Dataset rows |
----

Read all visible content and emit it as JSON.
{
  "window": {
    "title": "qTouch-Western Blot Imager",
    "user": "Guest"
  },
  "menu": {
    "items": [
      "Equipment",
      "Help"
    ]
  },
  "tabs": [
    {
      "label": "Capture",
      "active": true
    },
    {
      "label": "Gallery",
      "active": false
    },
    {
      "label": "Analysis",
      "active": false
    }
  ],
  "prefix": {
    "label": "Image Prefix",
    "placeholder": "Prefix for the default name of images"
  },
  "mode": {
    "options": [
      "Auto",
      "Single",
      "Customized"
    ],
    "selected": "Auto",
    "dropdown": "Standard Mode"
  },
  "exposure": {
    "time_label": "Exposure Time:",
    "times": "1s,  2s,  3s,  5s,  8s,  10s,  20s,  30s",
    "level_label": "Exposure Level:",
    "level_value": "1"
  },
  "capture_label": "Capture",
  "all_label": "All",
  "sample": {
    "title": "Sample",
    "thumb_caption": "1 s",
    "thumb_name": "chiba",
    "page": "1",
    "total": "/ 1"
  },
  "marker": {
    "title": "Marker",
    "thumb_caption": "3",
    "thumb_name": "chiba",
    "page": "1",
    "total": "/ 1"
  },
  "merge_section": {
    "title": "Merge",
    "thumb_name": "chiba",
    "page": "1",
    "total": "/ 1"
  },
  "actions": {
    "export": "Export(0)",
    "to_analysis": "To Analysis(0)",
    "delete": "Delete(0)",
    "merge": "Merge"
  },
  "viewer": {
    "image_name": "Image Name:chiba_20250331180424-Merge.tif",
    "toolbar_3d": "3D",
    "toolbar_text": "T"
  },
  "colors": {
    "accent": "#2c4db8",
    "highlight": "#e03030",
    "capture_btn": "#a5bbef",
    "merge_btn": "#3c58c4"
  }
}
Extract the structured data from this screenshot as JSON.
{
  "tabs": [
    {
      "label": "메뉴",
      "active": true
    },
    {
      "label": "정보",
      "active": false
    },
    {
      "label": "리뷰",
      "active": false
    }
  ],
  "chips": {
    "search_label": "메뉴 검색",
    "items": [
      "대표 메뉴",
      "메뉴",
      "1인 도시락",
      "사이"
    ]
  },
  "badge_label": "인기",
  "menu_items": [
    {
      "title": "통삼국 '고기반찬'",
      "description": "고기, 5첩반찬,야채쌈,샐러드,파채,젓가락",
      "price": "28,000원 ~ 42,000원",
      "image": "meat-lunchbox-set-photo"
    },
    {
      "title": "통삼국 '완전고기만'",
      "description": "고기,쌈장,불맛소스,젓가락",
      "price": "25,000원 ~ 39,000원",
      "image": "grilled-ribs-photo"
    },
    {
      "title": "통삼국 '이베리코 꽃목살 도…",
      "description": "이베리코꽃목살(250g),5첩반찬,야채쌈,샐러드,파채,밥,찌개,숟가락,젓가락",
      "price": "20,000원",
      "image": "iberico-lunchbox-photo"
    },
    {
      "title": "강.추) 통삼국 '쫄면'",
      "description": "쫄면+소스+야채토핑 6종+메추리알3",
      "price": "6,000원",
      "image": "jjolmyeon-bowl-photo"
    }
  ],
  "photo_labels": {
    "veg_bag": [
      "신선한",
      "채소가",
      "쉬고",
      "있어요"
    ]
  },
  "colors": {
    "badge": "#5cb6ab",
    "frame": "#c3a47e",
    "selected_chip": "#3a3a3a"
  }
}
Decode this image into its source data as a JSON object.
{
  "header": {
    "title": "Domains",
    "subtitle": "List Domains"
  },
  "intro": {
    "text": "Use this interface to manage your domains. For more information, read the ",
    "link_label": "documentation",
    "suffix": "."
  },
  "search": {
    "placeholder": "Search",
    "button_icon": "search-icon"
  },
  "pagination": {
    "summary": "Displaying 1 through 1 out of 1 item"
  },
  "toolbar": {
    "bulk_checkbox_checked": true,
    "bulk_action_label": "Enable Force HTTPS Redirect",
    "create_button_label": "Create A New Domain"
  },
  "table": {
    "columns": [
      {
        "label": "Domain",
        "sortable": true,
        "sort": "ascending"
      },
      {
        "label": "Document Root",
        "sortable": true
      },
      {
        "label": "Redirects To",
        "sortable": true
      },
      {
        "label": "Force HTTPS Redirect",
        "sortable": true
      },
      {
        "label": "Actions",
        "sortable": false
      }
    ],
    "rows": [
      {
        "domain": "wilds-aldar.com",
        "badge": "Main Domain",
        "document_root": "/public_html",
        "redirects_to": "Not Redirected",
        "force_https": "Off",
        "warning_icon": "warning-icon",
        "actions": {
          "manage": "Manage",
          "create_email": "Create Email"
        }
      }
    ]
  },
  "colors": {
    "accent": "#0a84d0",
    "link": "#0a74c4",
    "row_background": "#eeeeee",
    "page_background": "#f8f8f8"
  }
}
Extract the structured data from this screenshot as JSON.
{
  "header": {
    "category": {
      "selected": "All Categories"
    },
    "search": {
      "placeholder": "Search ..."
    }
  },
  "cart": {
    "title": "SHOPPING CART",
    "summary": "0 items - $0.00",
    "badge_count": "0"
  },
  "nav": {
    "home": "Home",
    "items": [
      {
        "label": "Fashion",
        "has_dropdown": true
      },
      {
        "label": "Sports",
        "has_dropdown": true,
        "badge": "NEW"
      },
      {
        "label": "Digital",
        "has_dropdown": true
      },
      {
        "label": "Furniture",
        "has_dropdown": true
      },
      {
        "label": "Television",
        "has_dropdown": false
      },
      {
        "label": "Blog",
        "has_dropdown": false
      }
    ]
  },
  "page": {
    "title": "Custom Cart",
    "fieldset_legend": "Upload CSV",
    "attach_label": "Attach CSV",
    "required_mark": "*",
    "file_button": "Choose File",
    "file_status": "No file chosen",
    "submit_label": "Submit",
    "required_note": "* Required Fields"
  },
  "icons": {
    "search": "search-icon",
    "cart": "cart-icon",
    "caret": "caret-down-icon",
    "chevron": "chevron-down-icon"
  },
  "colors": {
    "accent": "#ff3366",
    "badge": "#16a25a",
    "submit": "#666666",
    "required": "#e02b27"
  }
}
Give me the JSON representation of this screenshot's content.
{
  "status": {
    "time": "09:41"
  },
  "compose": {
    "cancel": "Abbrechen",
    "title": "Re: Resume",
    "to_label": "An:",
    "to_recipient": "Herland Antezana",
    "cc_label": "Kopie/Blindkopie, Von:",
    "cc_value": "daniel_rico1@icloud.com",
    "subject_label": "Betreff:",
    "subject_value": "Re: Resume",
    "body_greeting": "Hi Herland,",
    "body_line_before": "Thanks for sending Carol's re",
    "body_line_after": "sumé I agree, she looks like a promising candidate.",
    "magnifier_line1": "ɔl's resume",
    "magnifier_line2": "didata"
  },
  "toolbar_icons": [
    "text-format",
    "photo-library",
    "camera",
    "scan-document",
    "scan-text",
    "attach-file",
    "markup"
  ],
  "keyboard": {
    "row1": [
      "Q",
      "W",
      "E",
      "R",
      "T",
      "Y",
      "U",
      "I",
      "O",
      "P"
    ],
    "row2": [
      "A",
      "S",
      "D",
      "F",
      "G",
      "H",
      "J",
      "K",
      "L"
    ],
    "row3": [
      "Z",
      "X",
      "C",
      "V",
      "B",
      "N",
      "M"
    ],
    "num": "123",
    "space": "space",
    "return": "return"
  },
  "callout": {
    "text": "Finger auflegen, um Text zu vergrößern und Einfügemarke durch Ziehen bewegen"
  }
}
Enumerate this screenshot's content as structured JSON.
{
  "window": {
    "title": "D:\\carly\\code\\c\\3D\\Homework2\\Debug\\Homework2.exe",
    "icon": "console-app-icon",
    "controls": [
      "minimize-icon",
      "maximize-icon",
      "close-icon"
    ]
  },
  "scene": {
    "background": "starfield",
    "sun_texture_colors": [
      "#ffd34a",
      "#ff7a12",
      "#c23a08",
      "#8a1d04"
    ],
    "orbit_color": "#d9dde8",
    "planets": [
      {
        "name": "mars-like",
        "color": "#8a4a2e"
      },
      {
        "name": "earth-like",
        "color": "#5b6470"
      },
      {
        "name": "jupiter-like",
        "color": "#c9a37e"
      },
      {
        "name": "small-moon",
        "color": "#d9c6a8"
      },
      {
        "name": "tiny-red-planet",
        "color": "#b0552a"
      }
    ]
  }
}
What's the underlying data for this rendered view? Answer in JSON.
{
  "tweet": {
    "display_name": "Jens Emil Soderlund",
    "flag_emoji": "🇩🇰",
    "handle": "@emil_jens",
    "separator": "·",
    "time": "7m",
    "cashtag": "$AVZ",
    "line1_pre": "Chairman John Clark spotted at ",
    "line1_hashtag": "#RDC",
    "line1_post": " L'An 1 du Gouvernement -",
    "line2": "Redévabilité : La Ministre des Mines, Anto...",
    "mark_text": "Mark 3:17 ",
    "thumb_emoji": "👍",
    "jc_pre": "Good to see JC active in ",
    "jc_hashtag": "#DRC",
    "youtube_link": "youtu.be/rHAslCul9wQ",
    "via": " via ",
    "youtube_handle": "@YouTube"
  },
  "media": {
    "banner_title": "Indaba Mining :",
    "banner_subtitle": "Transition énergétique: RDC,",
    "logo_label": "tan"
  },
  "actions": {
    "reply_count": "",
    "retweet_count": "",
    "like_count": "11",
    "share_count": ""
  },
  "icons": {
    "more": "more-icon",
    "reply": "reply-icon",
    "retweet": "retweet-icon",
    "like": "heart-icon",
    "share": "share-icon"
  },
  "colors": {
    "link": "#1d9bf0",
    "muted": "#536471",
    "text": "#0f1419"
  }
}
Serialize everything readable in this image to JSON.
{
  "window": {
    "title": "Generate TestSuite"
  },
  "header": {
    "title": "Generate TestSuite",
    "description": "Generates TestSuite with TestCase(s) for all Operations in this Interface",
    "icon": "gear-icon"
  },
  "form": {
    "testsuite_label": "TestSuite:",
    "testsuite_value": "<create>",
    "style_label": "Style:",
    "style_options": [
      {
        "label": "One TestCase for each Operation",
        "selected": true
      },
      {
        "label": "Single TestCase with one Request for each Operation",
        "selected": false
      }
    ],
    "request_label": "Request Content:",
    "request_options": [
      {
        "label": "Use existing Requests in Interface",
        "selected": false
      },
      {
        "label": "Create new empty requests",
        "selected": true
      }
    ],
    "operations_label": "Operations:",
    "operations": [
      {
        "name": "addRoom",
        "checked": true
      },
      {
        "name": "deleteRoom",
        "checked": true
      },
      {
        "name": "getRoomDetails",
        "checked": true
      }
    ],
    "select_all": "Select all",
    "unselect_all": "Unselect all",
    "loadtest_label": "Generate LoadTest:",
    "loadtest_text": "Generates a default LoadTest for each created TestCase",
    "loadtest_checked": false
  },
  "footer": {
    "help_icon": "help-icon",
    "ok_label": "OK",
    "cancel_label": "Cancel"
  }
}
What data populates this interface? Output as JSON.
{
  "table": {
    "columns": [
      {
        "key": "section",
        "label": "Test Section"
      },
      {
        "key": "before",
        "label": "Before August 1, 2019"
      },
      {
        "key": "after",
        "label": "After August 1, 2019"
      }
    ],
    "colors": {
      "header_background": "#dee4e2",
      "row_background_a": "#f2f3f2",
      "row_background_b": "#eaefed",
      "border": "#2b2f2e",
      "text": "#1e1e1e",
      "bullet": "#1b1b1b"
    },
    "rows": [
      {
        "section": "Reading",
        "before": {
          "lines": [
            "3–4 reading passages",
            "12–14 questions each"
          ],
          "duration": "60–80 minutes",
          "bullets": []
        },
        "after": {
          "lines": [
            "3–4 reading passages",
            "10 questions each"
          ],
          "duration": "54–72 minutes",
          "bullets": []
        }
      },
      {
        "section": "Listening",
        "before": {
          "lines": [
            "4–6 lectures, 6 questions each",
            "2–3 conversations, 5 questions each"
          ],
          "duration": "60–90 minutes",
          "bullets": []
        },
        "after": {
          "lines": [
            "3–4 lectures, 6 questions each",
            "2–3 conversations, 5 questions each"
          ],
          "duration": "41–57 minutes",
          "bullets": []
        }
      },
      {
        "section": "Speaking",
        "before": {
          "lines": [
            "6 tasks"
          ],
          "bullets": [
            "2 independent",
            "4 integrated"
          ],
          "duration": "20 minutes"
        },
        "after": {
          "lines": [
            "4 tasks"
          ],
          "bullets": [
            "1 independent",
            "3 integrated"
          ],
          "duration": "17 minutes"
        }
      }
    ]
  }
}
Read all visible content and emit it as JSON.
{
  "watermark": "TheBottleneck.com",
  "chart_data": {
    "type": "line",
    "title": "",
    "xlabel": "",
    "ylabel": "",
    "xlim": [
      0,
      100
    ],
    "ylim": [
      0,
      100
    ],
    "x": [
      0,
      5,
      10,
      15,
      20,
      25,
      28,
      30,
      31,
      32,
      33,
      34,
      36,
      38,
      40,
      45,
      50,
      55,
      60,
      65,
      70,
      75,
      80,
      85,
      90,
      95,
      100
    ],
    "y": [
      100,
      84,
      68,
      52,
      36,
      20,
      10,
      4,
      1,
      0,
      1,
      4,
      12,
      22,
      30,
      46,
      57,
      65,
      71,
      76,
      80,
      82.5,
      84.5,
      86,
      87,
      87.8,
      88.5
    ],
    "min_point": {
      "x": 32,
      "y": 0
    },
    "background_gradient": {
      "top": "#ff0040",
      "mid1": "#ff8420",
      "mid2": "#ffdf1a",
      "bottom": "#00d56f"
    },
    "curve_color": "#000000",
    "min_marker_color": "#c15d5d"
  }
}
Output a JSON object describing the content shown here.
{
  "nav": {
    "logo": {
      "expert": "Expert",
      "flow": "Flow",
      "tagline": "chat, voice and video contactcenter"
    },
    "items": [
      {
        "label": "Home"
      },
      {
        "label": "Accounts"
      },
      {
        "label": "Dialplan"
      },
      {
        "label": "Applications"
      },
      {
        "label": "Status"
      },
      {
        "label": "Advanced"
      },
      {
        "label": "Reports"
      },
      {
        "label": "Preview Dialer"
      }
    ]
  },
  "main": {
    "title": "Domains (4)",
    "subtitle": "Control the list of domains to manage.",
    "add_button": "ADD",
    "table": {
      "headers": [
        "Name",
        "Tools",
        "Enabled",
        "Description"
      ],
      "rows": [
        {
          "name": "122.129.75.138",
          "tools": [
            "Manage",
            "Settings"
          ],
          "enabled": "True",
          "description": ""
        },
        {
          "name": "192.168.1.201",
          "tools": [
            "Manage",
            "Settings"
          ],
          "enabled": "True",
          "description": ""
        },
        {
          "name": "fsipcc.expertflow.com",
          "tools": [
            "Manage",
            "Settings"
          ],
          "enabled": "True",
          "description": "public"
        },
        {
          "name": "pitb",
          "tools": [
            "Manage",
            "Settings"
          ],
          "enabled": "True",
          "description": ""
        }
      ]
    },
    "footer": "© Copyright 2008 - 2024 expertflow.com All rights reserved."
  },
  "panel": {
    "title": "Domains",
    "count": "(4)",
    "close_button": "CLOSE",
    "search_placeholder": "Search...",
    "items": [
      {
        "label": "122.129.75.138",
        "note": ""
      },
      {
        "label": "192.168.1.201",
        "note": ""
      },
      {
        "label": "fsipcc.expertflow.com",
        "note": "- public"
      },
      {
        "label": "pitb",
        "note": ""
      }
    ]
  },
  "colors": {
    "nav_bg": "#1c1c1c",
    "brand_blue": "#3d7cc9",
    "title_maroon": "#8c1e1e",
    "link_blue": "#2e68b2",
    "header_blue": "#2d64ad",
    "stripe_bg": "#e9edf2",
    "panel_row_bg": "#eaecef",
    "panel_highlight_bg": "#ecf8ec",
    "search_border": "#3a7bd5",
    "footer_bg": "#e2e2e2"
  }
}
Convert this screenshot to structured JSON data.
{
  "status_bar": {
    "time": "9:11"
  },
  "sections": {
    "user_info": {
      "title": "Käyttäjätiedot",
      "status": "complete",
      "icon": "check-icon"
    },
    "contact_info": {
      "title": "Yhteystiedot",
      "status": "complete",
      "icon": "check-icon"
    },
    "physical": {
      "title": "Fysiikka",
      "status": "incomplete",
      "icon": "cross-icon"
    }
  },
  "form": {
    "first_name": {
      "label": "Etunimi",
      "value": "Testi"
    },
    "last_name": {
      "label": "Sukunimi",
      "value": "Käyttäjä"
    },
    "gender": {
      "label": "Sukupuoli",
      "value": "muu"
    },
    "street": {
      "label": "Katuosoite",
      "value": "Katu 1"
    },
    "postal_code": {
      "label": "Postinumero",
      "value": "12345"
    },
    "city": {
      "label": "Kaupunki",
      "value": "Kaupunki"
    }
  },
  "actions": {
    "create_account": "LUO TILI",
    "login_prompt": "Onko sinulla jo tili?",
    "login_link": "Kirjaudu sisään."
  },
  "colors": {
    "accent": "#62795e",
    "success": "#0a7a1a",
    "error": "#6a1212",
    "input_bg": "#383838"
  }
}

----

Task requirements |
Write down only how many lines in the listing contain the word "Single".

Response for this exercise |
2